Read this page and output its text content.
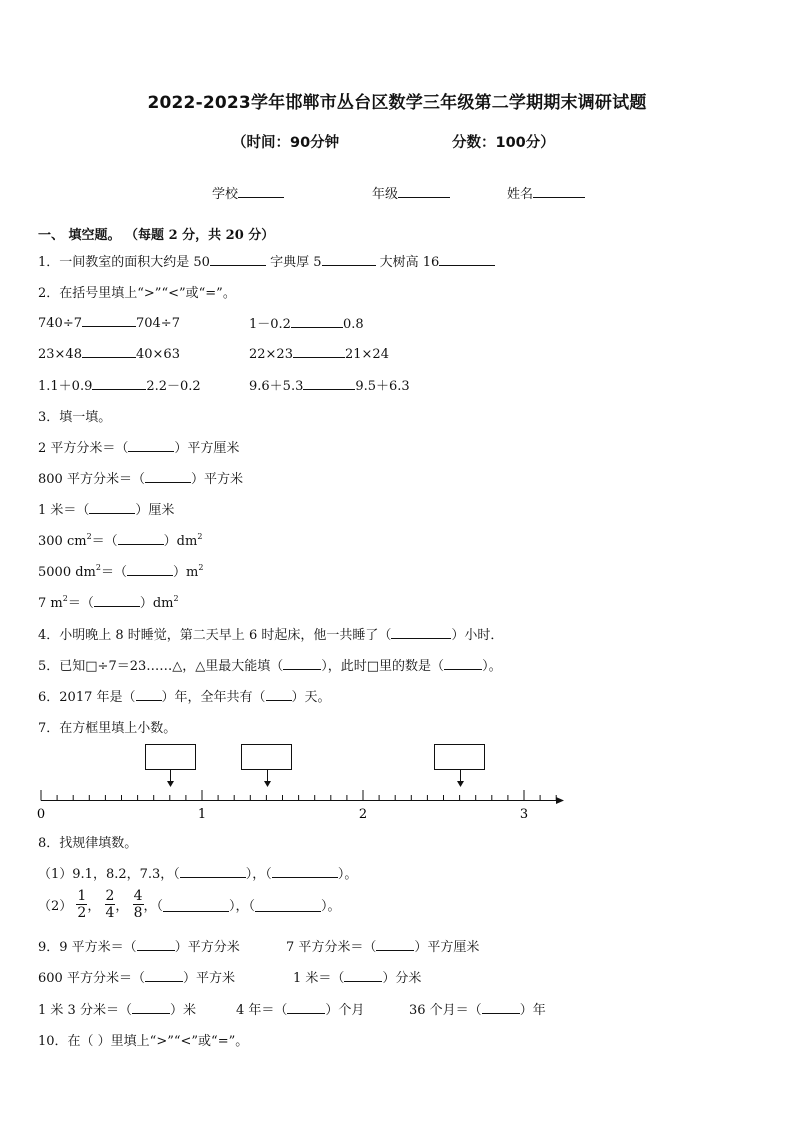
2022-2023学年邯郸市丛台区数学三年级第二学期期末调研试题
（时间：90分钟	分数：100分）
学校	年级	姓名
一、 填空题。 （每题 2 分，共 20 分）
1．一间教室的面积大约是 50	字典厚 5	大树高 16
2．在括号里填上“>”“<”或“=”。
740÷7	704÷7	1－0.2	0.8
23×48	40×63	22×23	21×24
1.1＋0.9	2.2－0.2	9.6＋5.3	9.5＋6.3
3．填一填。
2 平方分米＝（	）平方厘米
800 平方分米＝（	）平方米
1 米＝（	）厘米
300 $cm^2=$（	）$dm^2$
5000 $dm^2=$（	）$m^2$
7 $m^2=$（	）$dm^2$
4．小明晚上 8 时睡觉，第二天早上 6 时起床，他一共睡了（	）小时．
5．已知□÷7＝23……△，△里最大能填（	），此时□里的数是（	）。
6．2017 年是（ ）年，全年共有（ ）天。
7．在方框里填上小数。
0	1	2	3
8．找规律填数。
（1）9.1，8.2，7.3，（	），（	）。
$(2) \frac{1}{2}$ ， $\frac{2}{4}$ ， $\frac{4}{8}$ ，（	），（	）。
9．9 平方米＝（	）平方分米	7 平方分米＝（	）平方厘米
600 平方分米＝（	）平方米	1 米＝（	）分米
1 米 3 分米＝（	）米	4 年＝（	）个月	36 个月＝（	）年
10．在（ ）里填上“>”“<”或“=”。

== TASK BRIEF ==
For each line of the listing that holds the word "平方分米", show that line.

== EXERCISE RESULT ==
2 平方分米＝（	）平方厘米
800 平方分米＝（	）平方米
9．9 平方米＝（	）平方分米	7 平方分米＝（	）平方厘米
600 平方分米＝（	）平方米	1 米＝（	）分米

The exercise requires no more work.